» **THE PROBLEM**
Copy the data precisely, keeping every character.

» **RECORD EXTRACTS**
..............................

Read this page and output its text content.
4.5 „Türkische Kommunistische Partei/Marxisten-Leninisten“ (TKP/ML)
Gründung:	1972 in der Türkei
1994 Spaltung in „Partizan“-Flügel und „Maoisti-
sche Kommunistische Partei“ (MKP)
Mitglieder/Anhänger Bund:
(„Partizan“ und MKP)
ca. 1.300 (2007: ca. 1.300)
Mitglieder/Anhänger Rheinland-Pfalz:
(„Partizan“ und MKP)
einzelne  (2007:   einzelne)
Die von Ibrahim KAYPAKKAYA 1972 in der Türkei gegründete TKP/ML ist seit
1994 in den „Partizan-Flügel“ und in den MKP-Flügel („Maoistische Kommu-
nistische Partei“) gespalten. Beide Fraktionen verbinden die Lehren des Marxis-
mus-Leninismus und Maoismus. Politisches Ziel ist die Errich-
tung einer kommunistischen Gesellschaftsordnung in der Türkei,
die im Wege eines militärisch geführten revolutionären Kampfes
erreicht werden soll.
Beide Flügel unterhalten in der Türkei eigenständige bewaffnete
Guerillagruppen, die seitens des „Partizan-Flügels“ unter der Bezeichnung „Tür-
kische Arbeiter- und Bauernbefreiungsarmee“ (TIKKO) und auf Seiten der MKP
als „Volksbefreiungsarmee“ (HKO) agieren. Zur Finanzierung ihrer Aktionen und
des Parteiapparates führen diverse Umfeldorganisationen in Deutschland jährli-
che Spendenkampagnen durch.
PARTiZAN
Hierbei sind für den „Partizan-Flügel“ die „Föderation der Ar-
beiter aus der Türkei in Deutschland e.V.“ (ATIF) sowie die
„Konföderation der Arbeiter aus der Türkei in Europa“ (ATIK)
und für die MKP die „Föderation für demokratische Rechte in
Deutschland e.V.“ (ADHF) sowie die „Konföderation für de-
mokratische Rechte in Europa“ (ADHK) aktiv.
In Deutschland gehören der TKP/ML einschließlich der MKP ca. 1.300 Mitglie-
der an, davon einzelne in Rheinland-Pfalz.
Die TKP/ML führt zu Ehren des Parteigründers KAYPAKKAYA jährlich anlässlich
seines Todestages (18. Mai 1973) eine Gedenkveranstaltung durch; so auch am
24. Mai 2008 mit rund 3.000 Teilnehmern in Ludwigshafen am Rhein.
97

..............................

» **PROBLEM SOLUTION**
Read this page and output its text content.
4.5 „Türkische Kommunistische Partei/Marxisten-Leninisten“ (TKP/ML)
Gründung:	1972 in der Türkei
1994 Spaltung in „Partizan“-Flügel und „Maoisti-
sche Kommunistische Partei“ (MKP)
Mitglieder/Anhänger Bund:
(„Partizan“ und MKP)
ca. 1.300 (2007: ca. 1.300)
Mitglieder/Anhänger Rheinland-Pfalz:
(„Partizan“ und MKP)
einzelne  (2007:   einzelne)
Die von Ibrahim KAYPAKKAYA 1972 in der Türkei gegründete TKP/ML ist seit
1994 in den „Partizan-Flügel“ und in den MKP-Flügel („Maoistische Kommu-
nistische Partei“) gespalten. Beide Fraktionen verbinden die Lehren des Marxis-
mus-Leninismus und Maoismus. Politisches Ziel ist die Errich-
tung einer kommunistischen Gesellschaftsordnung in der Türkei,
die im Wege eines militärisch geführten revolutionären Kampfes
erreicht werden soll.
Beide Flügel unterhalten in der Türkei eigenständige bewaffnete
Guerillagruppen, die seitens des „Partizan-Flügels“ unter der Bezeichnung „Tür-
kische Arbeiter- und Bauernbefreiungsarmee“ (TIKKO) und auf Seiten der MKP
als „Volksbefreiungsarmee“ (HKO) agieren. Zur Finanzierung ihrer Aktionen und
des Parteiapparates führen diverse Umfeldorganisationen in Deutschland jährli-
che Spendenkampagnen durch.
PARTiZAN
Hierbei sind für den „Partizan-Flügel“ die „Föderation der Ar-
beiter aus der Türkei in Deutschland e.V.“ (ATIF) sowie die
„Konföderation der Arbeiter aus der Türkei in Europa“ (ATIK)
und für die MKP die „Föderation für demokratische Rechte in
Deutschland e.V.“ (ADHF) sowie die „Konföderation für de-
mokratische Rechte in Europa“ (ADHK) aktiv.
In Deutschland gehören der TKP/ML einschließlich der MKP ca. 1.300 Mitglie-
der an, davon einzelne in Rheinland-Pfalz.
Die TKP/ML führt zu Ehren des Parteigründers KAYPAKKAYA jährlich anlässlich
seines Todestages (18. Mai 1973) eine Gedenkveranstaltung durch; so auch am
24. Mai 2008 mit rund 3.000 Teilnehmern in Ludwigshafen am Rhein.
97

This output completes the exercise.